[Saved entries]
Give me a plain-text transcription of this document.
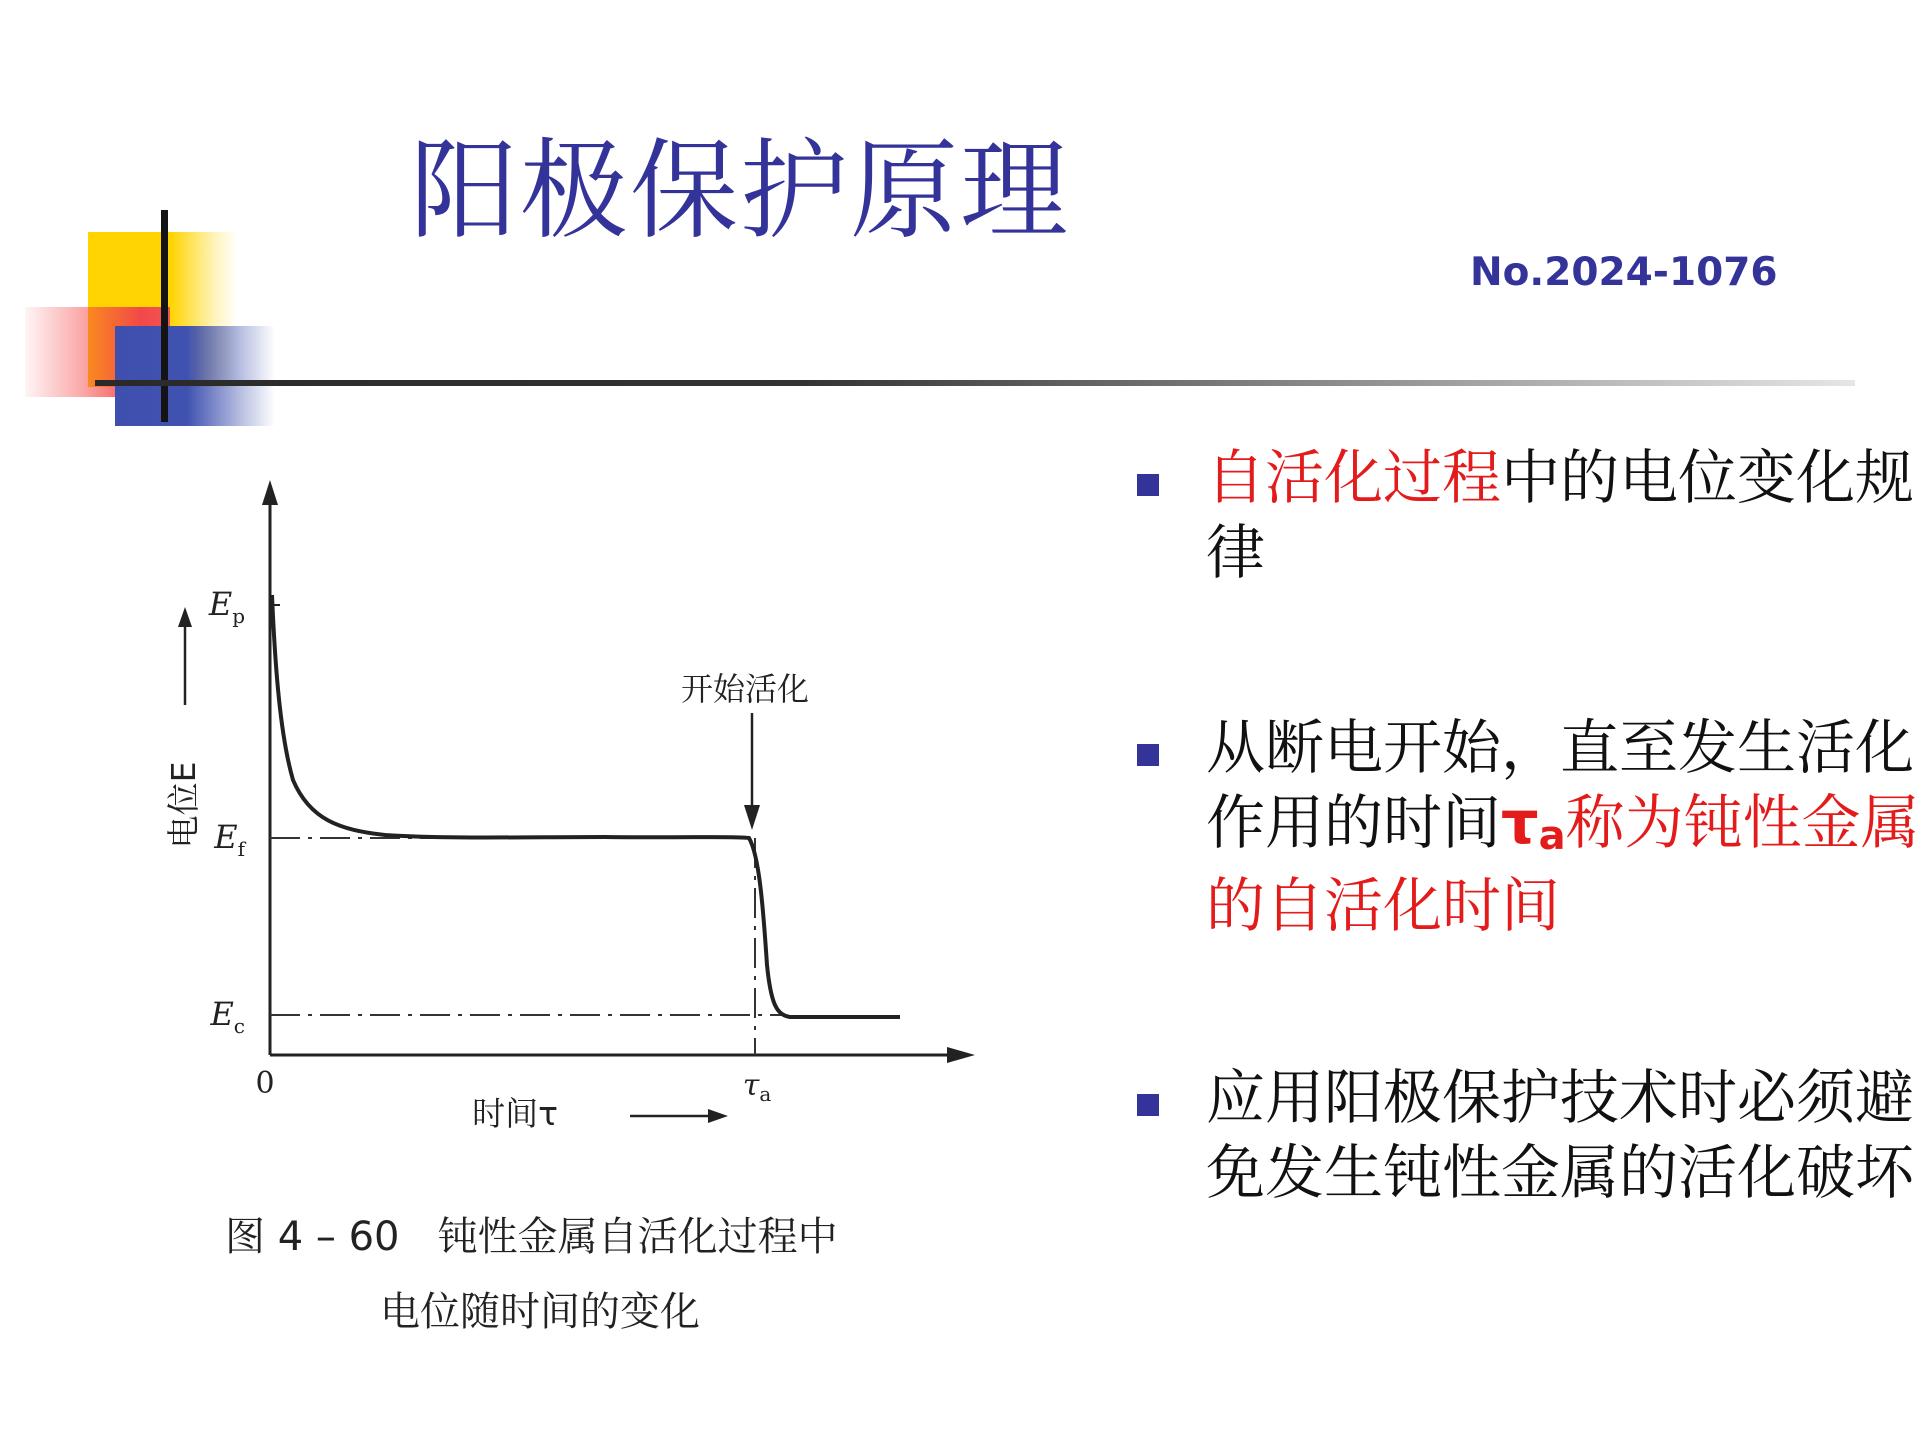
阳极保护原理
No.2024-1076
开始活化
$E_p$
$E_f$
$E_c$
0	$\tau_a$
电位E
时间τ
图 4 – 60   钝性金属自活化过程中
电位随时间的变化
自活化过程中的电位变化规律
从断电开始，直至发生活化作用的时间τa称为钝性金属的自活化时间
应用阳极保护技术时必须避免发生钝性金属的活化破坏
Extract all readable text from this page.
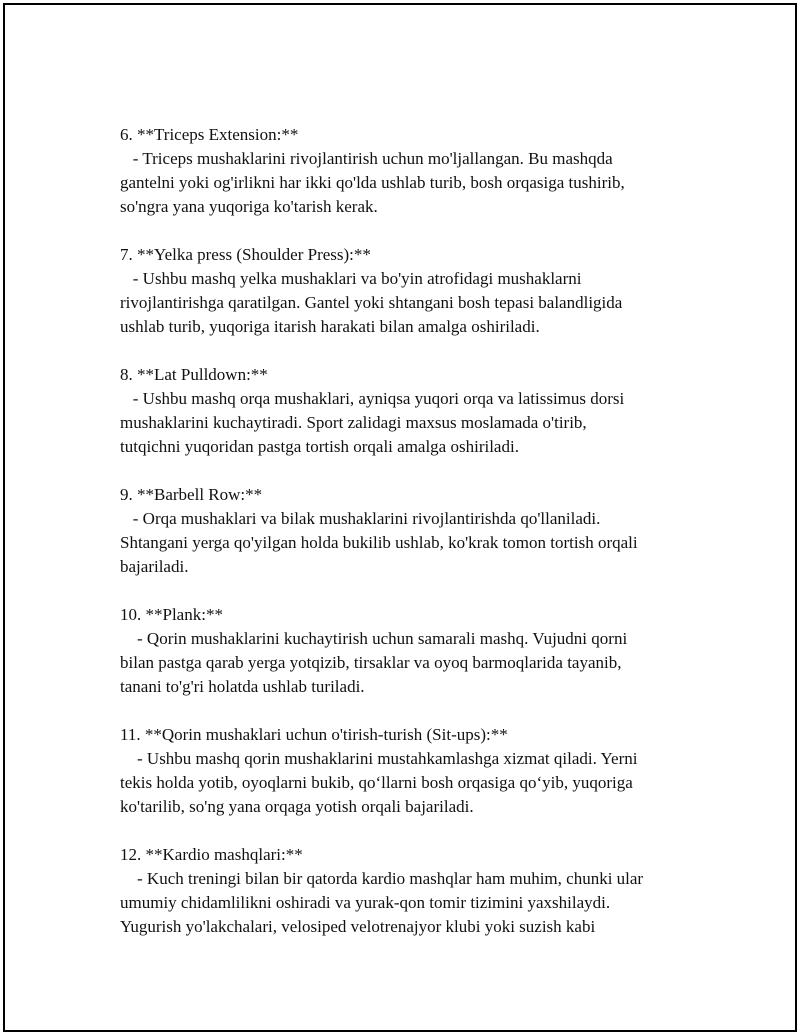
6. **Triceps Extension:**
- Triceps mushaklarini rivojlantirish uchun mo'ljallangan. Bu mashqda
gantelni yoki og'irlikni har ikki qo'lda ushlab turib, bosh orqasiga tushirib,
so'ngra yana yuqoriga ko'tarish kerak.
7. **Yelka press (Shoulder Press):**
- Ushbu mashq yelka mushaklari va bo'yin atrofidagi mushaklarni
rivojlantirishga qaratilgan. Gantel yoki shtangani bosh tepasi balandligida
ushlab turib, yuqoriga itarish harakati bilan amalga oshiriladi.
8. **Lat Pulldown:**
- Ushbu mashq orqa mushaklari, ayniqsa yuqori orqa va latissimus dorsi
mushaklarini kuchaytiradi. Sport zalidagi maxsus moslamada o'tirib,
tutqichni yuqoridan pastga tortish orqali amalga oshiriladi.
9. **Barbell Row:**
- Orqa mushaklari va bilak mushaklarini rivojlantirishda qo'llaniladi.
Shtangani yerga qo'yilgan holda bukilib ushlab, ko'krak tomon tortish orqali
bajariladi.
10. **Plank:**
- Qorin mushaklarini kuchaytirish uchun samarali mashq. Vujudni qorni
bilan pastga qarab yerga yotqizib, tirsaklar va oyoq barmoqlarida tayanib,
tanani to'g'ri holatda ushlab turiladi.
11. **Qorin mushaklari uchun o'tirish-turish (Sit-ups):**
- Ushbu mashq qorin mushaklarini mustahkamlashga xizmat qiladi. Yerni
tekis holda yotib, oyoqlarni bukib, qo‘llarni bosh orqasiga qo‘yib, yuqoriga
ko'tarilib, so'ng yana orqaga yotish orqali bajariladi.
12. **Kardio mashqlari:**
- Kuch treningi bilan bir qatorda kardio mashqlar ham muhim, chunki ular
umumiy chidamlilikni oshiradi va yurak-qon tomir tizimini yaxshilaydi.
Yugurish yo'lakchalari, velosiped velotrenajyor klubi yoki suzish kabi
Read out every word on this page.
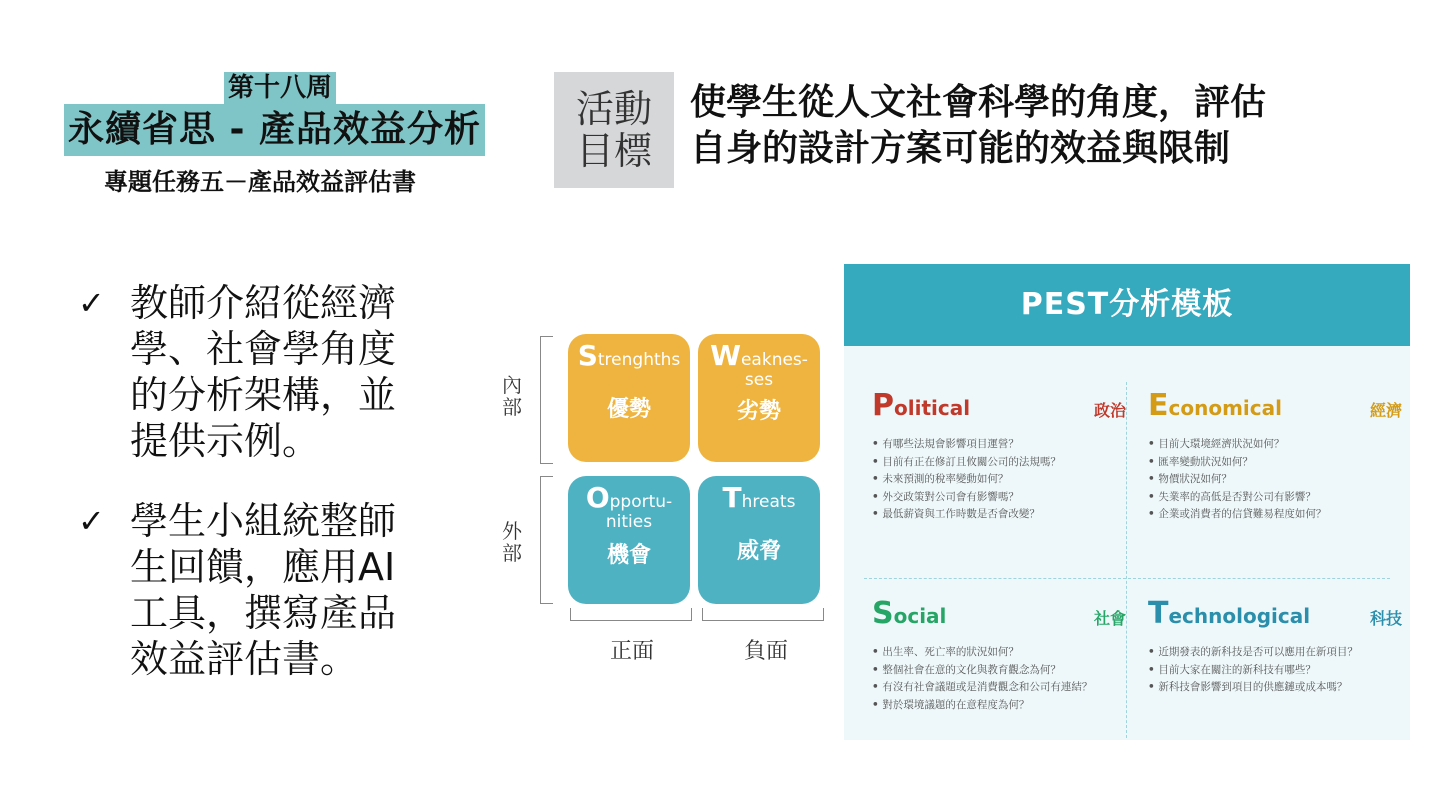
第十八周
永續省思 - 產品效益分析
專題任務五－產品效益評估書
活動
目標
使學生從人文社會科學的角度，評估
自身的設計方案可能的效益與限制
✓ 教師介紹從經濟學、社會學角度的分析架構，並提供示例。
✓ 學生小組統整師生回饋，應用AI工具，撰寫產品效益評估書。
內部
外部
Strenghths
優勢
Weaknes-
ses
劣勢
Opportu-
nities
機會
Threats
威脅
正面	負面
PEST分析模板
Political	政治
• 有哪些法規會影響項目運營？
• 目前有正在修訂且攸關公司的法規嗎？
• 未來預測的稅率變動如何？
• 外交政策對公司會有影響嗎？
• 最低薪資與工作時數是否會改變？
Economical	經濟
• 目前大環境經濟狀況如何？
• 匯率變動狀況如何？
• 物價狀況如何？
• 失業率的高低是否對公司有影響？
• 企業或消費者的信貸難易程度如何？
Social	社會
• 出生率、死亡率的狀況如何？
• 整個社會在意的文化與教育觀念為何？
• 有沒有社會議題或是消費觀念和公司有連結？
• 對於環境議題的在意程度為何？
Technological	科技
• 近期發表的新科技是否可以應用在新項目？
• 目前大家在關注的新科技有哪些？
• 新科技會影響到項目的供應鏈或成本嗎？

**Short problem**.
Report how many lines of the preceding records include "bajariladi". Output the number only.

**Answer to this exercise**.
2